──────── Data to use

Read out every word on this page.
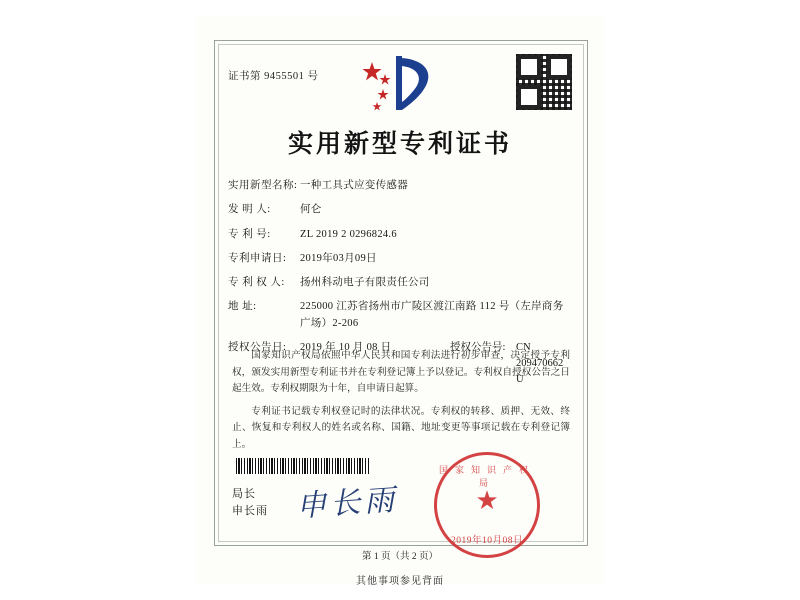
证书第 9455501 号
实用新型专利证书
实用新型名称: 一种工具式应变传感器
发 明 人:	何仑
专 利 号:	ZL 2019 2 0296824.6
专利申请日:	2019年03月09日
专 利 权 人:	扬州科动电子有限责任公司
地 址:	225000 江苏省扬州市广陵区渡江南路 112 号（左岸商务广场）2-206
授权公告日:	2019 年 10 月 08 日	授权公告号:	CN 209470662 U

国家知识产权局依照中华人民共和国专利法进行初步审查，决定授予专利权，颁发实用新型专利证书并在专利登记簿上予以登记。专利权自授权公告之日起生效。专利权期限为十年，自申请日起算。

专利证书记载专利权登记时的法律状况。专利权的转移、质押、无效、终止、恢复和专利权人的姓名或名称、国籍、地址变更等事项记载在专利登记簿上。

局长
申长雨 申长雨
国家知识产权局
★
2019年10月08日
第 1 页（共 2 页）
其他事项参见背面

────────────────

To do - Return each line from the material above exactly, but not the pictures.

The solution -
Read out every word on this page.
证书第 9455501 号
实用新型专利证书
实用新型名称: 一种工具式应变传感器
发 明 人:	何仑
专 利 号:	ZL 2019 2 0296824.6
专利申请日:	2019年03月09日
专 利 权 人:	扬州科动电子有限责任公司
地 址:	225000 江苏省扬州市广陵区渡江南路 112 号（左岸商务广场）2-206
授权公告日:	2019 年 10 月 08 日	授权公告号:	CN 209470662 U

国家知识产权局依照中华人民共和国专利法进行初步审查，决定授予专利权，颁发实用新型专利证书并在专利登记簿上予以登记。专利权自授权公告之日起生效。专利权期限为十年，自申请日起算。

专利证书记载专利权登记时的法律状况。专利权的转移、质押、无效、终止、恢复和专利权人的姓名或名称、国籍、地址变更等事项记载在专利登记簿上。

局长
申长雨 申长雨
国家知识产权局
★
2019年10月08日
第 1 页（共 2 页）
其他事项参见背面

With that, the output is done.